> Assigned task
Copy the data below verbatim, leaving no line out.

(Extracts from a graphics dataset)
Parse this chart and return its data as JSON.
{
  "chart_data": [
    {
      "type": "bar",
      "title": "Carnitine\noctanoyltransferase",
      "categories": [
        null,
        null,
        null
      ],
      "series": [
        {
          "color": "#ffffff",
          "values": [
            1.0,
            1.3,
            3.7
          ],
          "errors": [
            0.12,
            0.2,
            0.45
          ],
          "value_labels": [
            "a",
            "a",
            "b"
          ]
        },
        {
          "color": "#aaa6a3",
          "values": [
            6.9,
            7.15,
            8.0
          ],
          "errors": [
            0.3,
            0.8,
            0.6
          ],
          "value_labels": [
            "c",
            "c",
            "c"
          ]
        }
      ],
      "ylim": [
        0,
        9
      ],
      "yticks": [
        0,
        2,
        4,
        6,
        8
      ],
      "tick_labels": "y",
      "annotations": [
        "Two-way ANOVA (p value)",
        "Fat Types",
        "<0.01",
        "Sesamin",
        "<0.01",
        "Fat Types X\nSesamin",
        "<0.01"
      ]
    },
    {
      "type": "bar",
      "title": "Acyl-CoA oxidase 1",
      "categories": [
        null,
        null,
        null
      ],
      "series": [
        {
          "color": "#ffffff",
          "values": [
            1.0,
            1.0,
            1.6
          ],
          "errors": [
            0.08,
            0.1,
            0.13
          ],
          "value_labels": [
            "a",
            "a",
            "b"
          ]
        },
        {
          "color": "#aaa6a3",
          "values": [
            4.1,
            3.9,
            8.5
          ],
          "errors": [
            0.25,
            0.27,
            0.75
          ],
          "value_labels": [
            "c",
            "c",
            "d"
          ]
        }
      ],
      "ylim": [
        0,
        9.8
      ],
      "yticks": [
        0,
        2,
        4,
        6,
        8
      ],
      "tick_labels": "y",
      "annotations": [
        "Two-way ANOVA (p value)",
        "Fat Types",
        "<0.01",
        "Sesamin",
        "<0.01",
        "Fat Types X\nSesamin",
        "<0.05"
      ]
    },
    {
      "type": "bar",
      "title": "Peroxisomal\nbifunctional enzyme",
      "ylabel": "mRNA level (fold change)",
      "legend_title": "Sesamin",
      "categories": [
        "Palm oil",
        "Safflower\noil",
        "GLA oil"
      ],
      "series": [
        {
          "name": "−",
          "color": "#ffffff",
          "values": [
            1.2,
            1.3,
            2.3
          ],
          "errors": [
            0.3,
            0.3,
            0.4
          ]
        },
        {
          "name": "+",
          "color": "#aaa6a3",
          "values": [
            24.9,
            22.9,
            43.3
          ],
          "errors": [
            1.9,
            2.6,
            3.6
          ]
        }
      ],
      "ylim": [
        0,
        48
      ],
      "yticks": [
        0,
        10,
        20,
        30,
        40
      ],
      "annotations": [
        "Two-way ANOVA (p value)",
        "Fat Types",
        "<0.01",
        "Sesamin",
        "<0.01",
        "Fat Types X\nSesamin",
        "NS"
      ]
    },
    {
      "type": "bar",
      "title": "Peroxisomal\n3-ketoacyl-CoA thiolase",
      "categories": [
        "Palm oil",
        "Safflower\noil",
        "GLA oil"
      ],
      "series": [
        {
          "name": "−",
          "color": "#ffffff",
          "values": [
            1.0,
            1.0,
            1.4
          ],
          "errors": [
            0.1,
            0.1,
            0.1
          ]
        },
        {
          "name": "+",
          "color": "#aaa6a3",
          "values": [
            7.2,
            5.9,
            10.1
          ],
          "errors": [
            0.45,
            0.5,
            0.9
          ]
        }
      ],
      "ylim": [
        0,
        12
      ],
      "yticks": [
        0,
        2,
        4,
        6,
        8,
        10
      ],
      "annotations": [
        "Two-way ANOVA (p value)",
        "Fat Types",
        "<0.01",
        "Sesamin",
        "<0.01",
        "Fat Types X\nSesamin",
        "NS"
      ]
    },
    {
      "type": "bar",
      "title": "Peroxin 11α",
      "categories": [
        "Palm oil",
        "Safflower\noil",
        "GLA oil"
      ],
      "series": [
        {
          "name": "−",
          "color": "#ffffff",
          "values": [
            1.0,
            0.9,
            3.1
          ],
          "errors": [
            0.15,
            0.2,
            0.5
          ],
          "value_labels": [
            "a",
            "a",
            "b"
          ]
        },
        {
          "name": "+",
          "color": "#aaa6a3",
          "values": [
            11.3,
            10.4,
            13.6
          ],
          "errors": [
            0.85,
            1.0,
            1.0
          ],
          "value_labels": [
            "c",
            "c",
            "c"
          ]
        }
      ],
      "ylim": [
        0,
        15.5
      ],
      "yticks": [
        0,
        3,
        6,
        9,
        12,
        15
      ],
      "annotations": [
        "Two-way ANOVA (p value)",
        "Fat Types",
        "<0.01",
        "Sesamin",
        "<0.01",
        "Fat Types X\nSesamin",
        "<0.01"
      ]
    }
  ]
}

> Answer below
Parse this chart and return its data as JSON.
{
  "chart_data": [
    {
      "type": "bar",
      "title": "Carnitine\noctanoyltransferase",
      "categories": [
        null,
        null,
        null
      ],
      "series": [
        {
          "color": "#ffffff",
          "values": [
            1.0,
            1.3,
            3.7
          ],
          "errors": [
            0.12,
            0.2,
            0.45
          ],
          "value_labels": [
            "a",
            "a",
            "b"
          ]
        },
        {
          "color": "#aaa6a3",
          "values": [
            6.9,
            7.15,
            8.0
          ],
          "errors": [
            0.3,
            0.8,
            0.6
          ],
          "value_labels": [
            "c",
            "c",
            "c"
          ]
        }
      ],
      "ylim": [
        0,
        9
      ],
      "yticks": [
        0,
        2,
        4,
        6,
        8
      ],
      "tick_labels": "y",
      "annotations": [
        "Two-way ANOVA (p value)",
        "Fat Types",
        "<0.01",
        "Sesamin",
        "<0.01",
        "Fat Types X\nSesamin",
        "<0.01"
      ]
    },
    {
      "type": "bar",
      "title": "Acyl-CoA oxidase 1",
      "categories": [
        null,
        null,
        null
      ],
      "series": [
        {
          "color": "#ffffff",
          "values": [
            1.0,
            1.0,
            1.6
          ],
          "errors": [
            0.08,
            0.1,
            0.13
          ],
          "value_labels": [
            "a",
            "a",
            "b"
          ]
        },
        {
          "color": "#aaa6a3",
          "values": [
            4.1,
            3.9,
            8.5
          ],
          "errors": [
            0.25,
            0.27,
            0.75
          ],
          "value_labels": [
            "c",
            "c",
            "d"
          ]
        }
      ],
      "ylim": [
        0,
        9.8
      ],
      "yticks": [
        0,
        2,
        4,
        6,
        8
      ],
      "tick_labels": "y",
      "annotations": [
        "Two-way ANOVA (p value)",
        "Fat Types",
        "<0.01",
        "Sesamin",
        "<0.01",
        "Fat Types X\nSesamin",
        "<0.05"
      ]
    },
    {
      "type": "bar",
      "title": "Peroxisomal\nbifunctional enzyme",
      "ylabel": "mRNA level (fold change)",
      "legend_title": "Sesamin",
      "categories": [
        "Palm oil",
        "Safflower\noil",
        "GLA oil"
      ],
      "series": [
        {
          "name": "−",
          "color": "#ffffff",
          "values": [
            1.2,
            1.3,
            2.3
          ],
          "errors": [
            0.3,
            0.3,
            0.4
          ]
        },
        {
          "name": "+",
          "color": "#aaa6a3",
          "values": [
            24.9,
            22.9,
            43.3
          ],
          "errors": [
            1.9,
            2.6,
            3.6
          ]
        }
      ],
      "ylim": [
        0,
        48
      ],
      "yticks": [
        0,
        10,
        20,
        30,
        40
      ],
      "annotations": [
        "Two-way ANOVA (p value)",
        "Fat Types",
        "<0.01",
        "Sesamin",
        "<0.01",
        "Fat Types X\nSesamin",
        "NS"
      ]
    },
    {
      "type": "bar",
      "title": "Peroxisomal\n3-ketoacyl-CoA thiolase",
      "categories": [
        "Palm oil",
        "Safflower\noil",
        "GLA oil"
      ],
      "series": [
        {
          "name": "−",
          "color": "#ffffff",
          "values": [
            1.0,
            1.0,
            1.4
          ],
          "errors": [
            0.1,
            0.1,
            0.1
          ]
        },
        {
          "name": "+",
          "color": "#aaa6a3",
          "values": [
            7.2,
            5.9,
            10.1
          ],
          "errors": [
            0.45,
            0.5,
            0.9
          ]
        }
      ],
      "ylim": [
        0,
        12
      ],
      "yticks": [
        0,
        2,
        4,
        6,
        8,
        10
      ],
      "annotations": [
        "Two-way ANOVA (p value)",
        "Fat Types",
        "<0.01",
        "Sesamin",
        "<0.01",
        "Fat Types X\nSesamin",
        "NS"
      ]
    },
    {
      "type": "bar",
      "title": "Peroxin 11α",
      "categories": [
        "Palm oil",
        "Safflower\noil",
        "GLA oil"
      ],
      "series": [
        {
          "name": "−",
          "color": "#ffffff",
          "values": [
            1.0,
            0.9,
            3.1
          ],
          "errors": [
            0.15,
            0.2,
            0.5
          ],
          "value_labels": [
            "a",
            "a",
            "b"
          ]
        },
        {
          "name": "+",
          "color": "#aaa6a3",
          "values": [
            11.3,
            10.4,
            13.6
          ],
          "errors": [
            0.85,
            1.0,
            1.0
          ],
          "value_labels": [
            "c",
            "c",
            "c"
          ]
        }
      ],
      "ylim": [
        0,
        15.5
      ],
      "yticks": [
        0,
        3,
        6,
        9,
        12,
        15
      ],
      "annotations": [
        "Two-way ANOVA (p value)",
        "Fat Types",
        "<0.01",
        "Sesamin",
        "<0.01",
        "Fat Types X\nSesamin",
        "<0.01"
      ]
    }
  ]
}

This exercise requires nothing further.